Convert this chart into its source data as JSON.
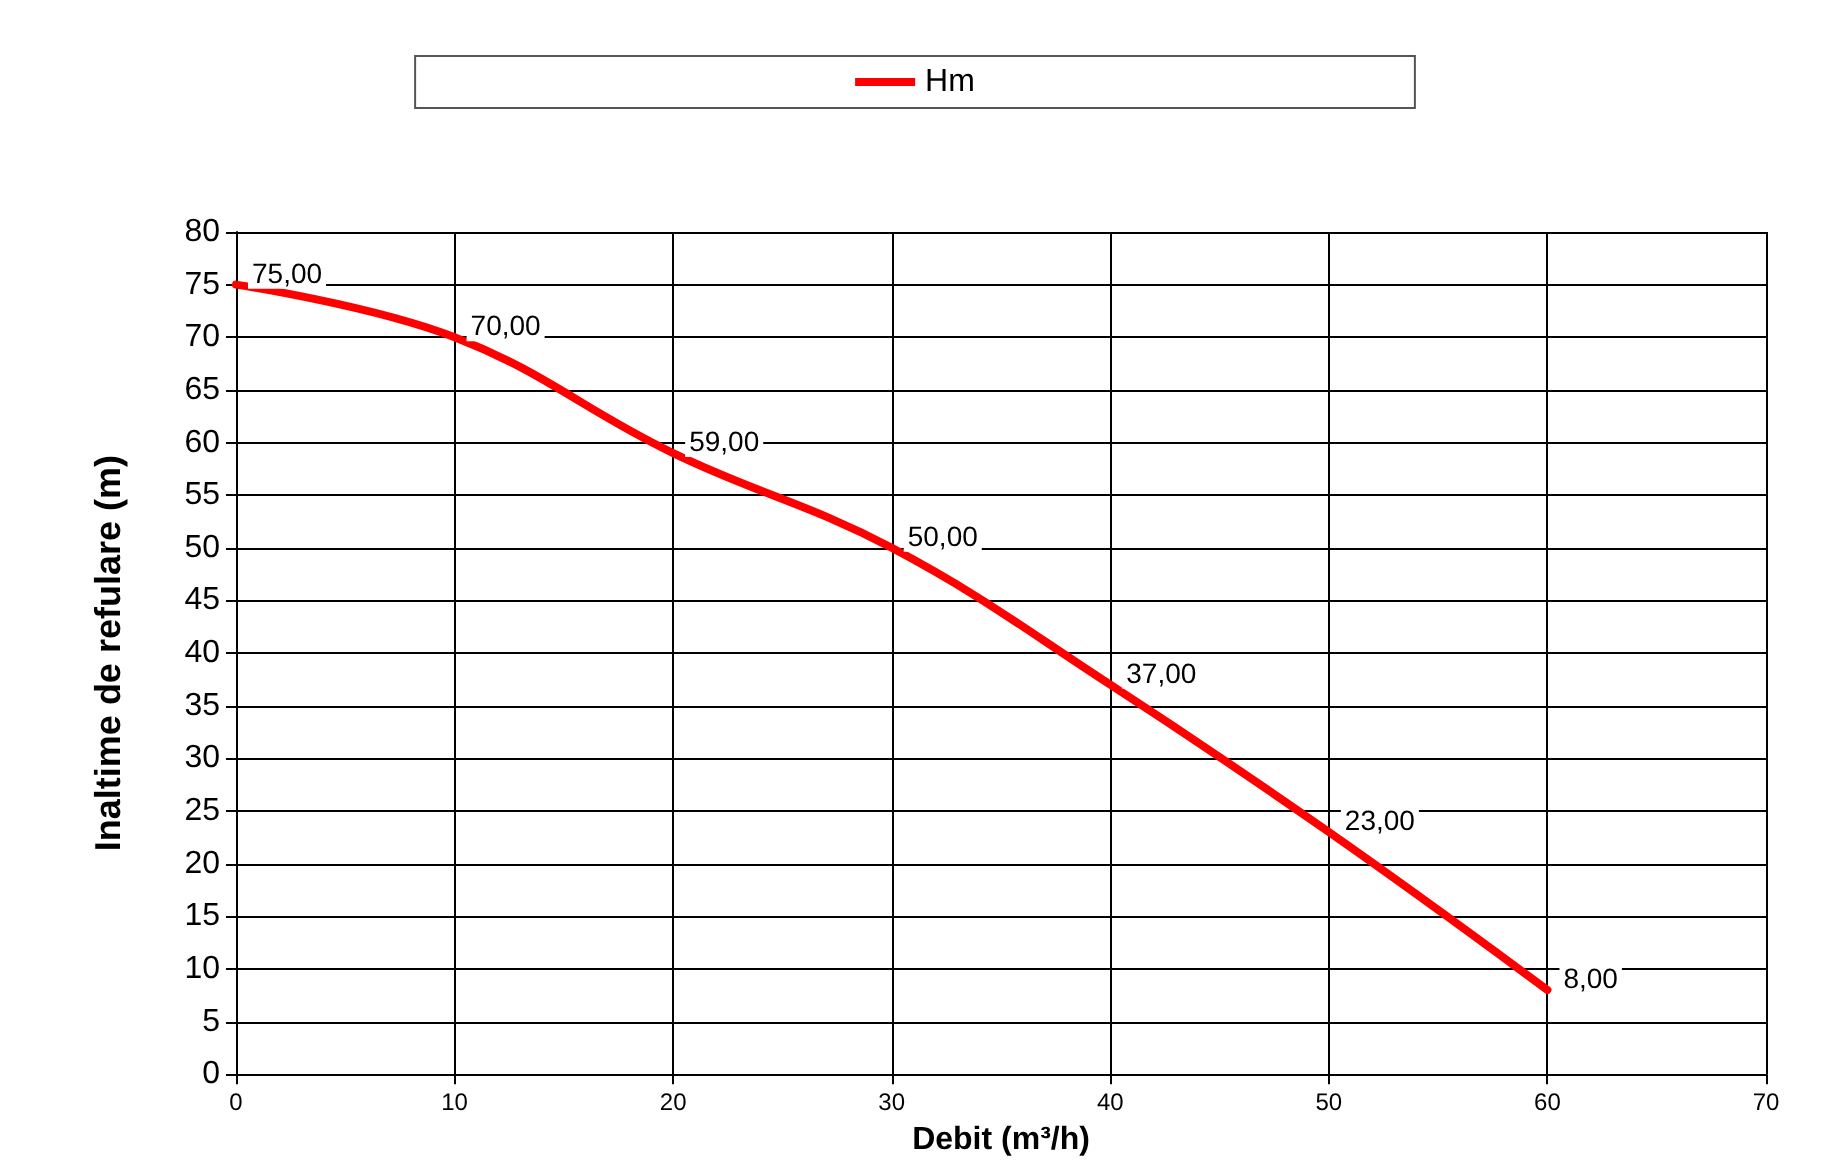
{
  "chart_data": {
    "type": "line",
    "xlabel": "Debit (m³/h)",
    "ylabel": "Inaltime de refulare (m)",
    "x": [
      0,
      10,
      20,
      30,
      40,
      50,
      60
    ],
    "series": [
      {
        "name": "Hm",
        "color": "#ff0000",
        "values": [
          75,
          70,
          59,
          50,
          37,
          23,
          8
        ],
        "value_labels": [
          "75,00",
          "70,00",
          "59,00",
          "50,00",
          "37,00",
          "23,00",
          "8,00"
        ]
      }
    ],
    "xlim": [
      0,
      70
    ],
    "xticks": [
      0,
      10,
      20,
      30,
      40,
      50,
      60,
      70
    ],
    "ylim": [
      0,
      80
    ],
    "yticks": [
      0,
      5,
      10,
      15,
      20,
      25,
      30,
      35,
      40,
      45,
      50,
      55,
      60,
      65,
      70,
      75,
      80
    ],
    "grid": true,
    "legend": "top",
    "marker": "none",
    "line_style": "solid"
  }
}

========

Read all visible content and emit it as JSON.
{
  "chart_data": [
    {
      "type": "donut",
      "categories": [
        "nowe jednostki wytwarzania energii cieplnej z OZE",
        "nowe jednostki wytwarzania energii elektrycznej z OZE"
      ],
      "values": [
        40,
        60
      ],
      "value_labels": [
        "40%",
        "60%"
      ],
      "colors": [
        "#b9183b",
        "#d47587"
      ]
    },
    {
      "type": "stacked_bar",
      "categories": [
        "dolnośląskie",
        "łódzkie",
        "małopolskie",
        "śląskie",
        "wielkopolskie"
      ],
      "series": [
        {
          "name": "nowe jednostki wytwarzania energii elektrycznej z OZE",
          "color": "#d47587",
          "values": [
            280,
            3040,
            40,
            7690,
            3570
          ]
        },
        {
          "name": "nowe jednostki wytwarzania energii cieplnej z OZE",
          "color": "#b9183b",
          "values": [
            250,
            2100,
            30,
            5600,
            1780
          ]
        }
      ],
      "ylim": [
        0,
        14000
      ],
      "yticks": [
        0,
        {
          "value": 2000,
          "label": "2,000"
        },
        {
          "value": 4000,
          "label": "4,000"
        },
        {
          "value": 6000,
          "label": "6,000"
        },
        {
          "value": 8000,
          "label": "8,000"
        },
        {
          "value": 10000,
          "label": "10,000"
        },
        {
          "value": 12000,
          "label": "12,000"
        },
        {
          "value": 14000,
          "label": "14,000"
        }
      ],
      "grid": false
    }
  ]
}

========

Task directions. Pick out all the lines with the word "cieplnej" in them and copy them.

Exercise solution.
        "nowe jednostki wytwarzania energii cieplnej z OZE",
          "name": "nowe jednostki wytwarzania energii cieplnej z OZE",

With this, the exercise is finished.